[STATED EXERCISE]: Check every line of the entries below for the word "Rendering", and copy the ones that have it.
=== DATA TO PROCESS ===
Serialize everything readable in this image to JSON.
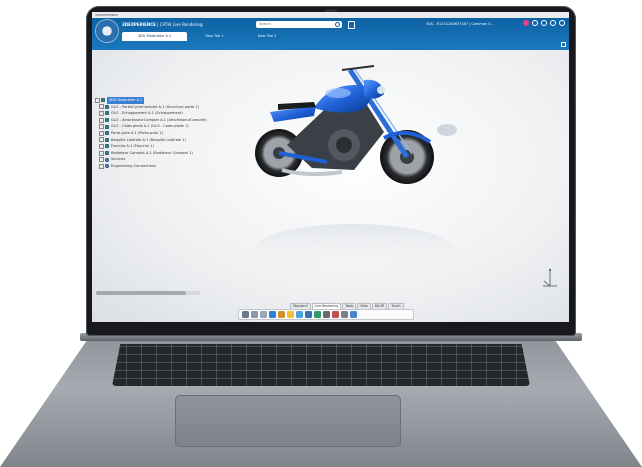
{
  "window": {
    "title": "3DEXPERIENCE"
  },
  "app": {
    "brand_strong": "3DEXPERIENCE",
    "brand_rest": " | CATIA Live Rendering"
  },
  "tabs": [
    {
      "label": "3DS Motorbike A.1",
      "active": true
    },
    {
      "label": "New Tab 1",
      "active": false
    },
    {
      "label": "New Tab 2",
      "active": false
    }
  ],
  "search": {
    "placeholder": "Search"
  },
  "user": {
    "text": "3DS - R1132100637187 | Common S..."
  },
  "tree": [
    {
      "label": "3DS Motorbike A.1",
      "level": 0,
      "icon": "product-icon",
      "root": true
    },
    {
      "label": "GLO - PartieCycleComplet A.1 (Structure parte 1)",
      "level": 1,
      "icon": "product-icon"
    },
    {
      "label": "GLO - Echappement A.1 (Echappement)",
      "level": 1,
      "icon": "product-icon"
    },
    {
      "label": "GLO - AmortisseurComplet A.1 (AmortisseurComplet)",
      "level": 1,
      "icon": "product-icon"
    },
    {
      "label": "GLO - Cales pieds A.1 (GLO - Cales pieds 1)",
      "level": 1,
      "icon": "product-icon"
    },
    {
      "label": "Porte-pute A.1 (Porte-pute 1)",
      "level": 1,
      "icon": "product-icon"
    },
    {
      "label": "Bequille Latérale A.1 (Bequille Latérale 1)",
      "level": 1,
      "icon": "product-icon"
    },
    {
      "label": "Fourche A.1 (Fourche 1)",
      "level": 1,
      "icon": "product-icon"
    },
    {
      "label": "Radiateur Complet A.1 (Radiateur Complet 1)",
      "level": 1,
      "icon": "product-icon"
    },
    {
      "label": "Sources",
      "level": 1,
      "icon": "gear-icon"
    },
    {
      "label": "Engineering Connections",
      "level": 1,
      "icon": "gear-icon"
    }
  ],
  "context_tabs": [
    {
      "label": "Standard",
      "active": false
    },
    {
      "label": "Live Rendering",
      "active": true
    },
    {
      "label": "Tools",
      "active": false
    },
    {
      "label": "View",
      "active": false
    },
    {
      "label": "AR-VR",
      "active": false
    },
    {
      "label": "Touch",
      "active": false
    }
  ],
  "action_icons": [
    {
      "name": "zoom-icon",
      "color": "#6b7a8c"
    },
    {
      "name": "fit-all-icon",
      "color": "#8a99aa"
    },
    {
      "name": "select-icon",
      "color": "#9aa7b5"
    },
    {
      "name": "material-icon",
      "color": "#2f7fd4"
    },
    {
      "name": "ambiance-icon",
      "color": "#d08f2a"
    },
    {
      "name": "light-icon",
      "color": "#f0c23a"
    },
    {
      "name": "camera-icon",
      "color": "#4aa3df"
    },
    {
      "name": "render-icon",
      "color": "#3c6fb5"
    },
    {
      "name": "image-icon",
      "color": "#2f9a6b"
    },
    {
      "name": "video-icon",
      "color": "#6a6a6a"
    },
    {
      "name": "stickers-icon",
      "color": "#c05050"
    },
    {
      "name": "settings-icon",
      "color": "#7b7f86"
    },
    {
      "name": "help-icon",
      "color": "#4a86c8"
    }
  ],
  "colors": {
    "accent": "#1a78bd",
    "model": "#1f5fd6"
  }
}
===
[SOLUTION FOR THIS EXERCISE]:
    "brand_rest": " | CATIA Live Rendering"
      "label": "Live Rendering",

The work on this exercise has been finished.